━━━ MATERIAL PROVIDED

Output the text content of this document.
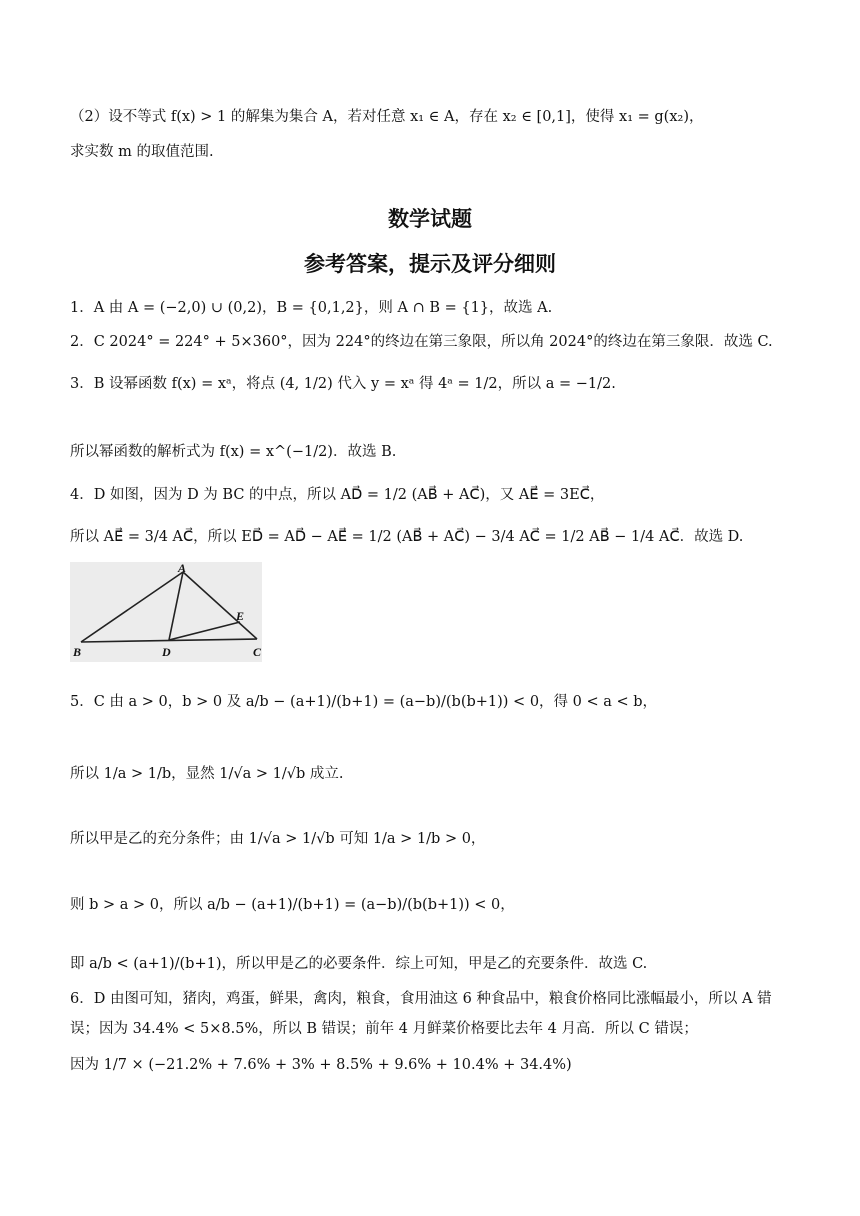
（2）设不等式 f(x) > 1 的解集为集合 A，若对任意 x₁ ∈ A，存在 x₂ ∈ [0,1]，使得 x₁ = g(x₂)，
求实数 m 的取值范围.
数学试题
参考答案，提示及评分细则
1．A 由 A = (−2,0) ∪ (0,2)，B = {0,1,2}，则 A ∩ B = {1}，故选 A.
2．C 2024° = 224° + 5×360°，因为 224°的终边在第三象限，所以角 2024°的终边在第三象限．故选 C.
3．B 设幂函数 f(x) = xᵃ，将点 (4, 1/2) 代入 y = xᵃ 得 4ᵃ = 1/2，所以 a = −1/2.
所以幂函数的解析式为 f(x) = x^(−1/2)．故选 B.
4．D 如图，因为 D 为 BC 的中点，所以 AD⃗ = 1/2 (AB⃗ + AC⃗)，又 AE⃗ = 3EC⃗，
所以 AE⃗ = 3/4 AC⃗，所以 ED⃗ = AD⃗ − AE⃗ = 1/2 (AB⃗ + AC⃗) − 3/4 AC⃗ = 1/2 AB⃗ − 1/4 AC⃗．故选 D.
A
B	C
D
E
5．C 由 a > 0，b > 0 及 a/b − (a+1)/(b+1) = (a−b)/(b(b+1)) < 0，得 0 < a < b，
所以 1/a > 1/b，显然 1/√a > 1/√b 成立.
所以甲是乙的充分条件；由 1/√a > 1/√b 可知 1/a > 1/b > 0，
则 b > a > 0，所以 a/b − (a+1)/(b+1) = (a−b)/(b(b+1)) < 0，
即 a/b < (a+1)/(b+1)，所以甲是乙的必要条件．综上可知，甲是乙的充要条件．故选 C.
6．D 由图可知，猪肉，鸡蛋，鲜果，禽肉，粮食，食用油这 6 种食品中，粮食价格同比涨幅最小，所以 A 错
误；因为 34.4% < 5×8.5%，所以 B 错误；前年 4 月鲜菜价格要比去年 4 月高．所以 C 错误；
因为 1/7 × (−21.2% + 7.6% + 3% + 8.5% + 9.6% + 10.4% + 34.4%)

━━━━━━

→ **GOAL**
Extract the full listing above verbatim; pictures are to be left out of the copy.

→ **WRITTEN RESPONSE**
Output the text content of this document.
（2）设不等式 f(x) > 1 的解集为集合 A，若对任意 x₁ ∈ A，存在 x₂ ∈ [0,1]，使得 x₁ = g(x₂)，
求实数 m 的取值范围.
数学试题
参考答案，提示及评分细则
1．A 由 A = (−2,0) ∪ (0,2)，B = {0,1,2}，则 A ∩ B = {1}，故选 A.
2．C 2024° = 224° + 5×360°，因为 224°的终边在第三象限，所以角 2024°的终边在第三象限．故选 C.
3．B 设幂函数 f(x) = xᵃ，将点 (4, 1/2) 代入 y = xᵃ 得 4ᵃ = 1/2，所以 a = −1/2.
所以幂函数的解析式为 f(x) = x^(−1/2)．故选 B.
4．D 如图，因为 D 为 BC 的中点，所以 AD⃗ = 1/2 (AB⃗ + AC⃗)，又 AE⃗ = 3EC⃗，
所以 AE⃗ = 3/4 AC⃗，所以 ED⃗ = AD⃗ − AE⃗ = 1/2 (AB⃗ + AC⃗) − 3/4 AC⃗ = 1/2 AB⃗ − 1/4 AC⃗．故选 D.
A
B	C
D
E
5．C 由 a > 0，b > 0 及 a/b − (a+1)/(b+1) = (a−b)/(b(b+1)) < 0，得 0 < a < b，
所以 1/a > 1/b，显然 1/√a > 1/√b 成立.
所以甲是乙的充分条件；由 1/√a > 1/√b 可知 1/a > 1/b > 0，
则 b > a > 0，所以 a/b − (a+1)/(b+1) = (a−b)/(b(b+1)) < 0，
即 a/b < (a+1)/(b+1)，所以甲是乙的必要条件．综上可知，甲是乙的充要条件．故选 C.
6．D 由图可知，猪肉，鸡蛋，鲜果，禽肉，粮食，食用油这 6 种食品中，粮食价格同比涨幅最小，所以 A 错
误；因为 34.4% < 5×8.5%，所以 B 错误；前年 4 月鲜菜价格要比去年 4 月高．所以 C 错误；
因为 1/7 × (−21.2% + 7.6% + 3% + 8.5% + 9.6% + 10.4% + 34.4%)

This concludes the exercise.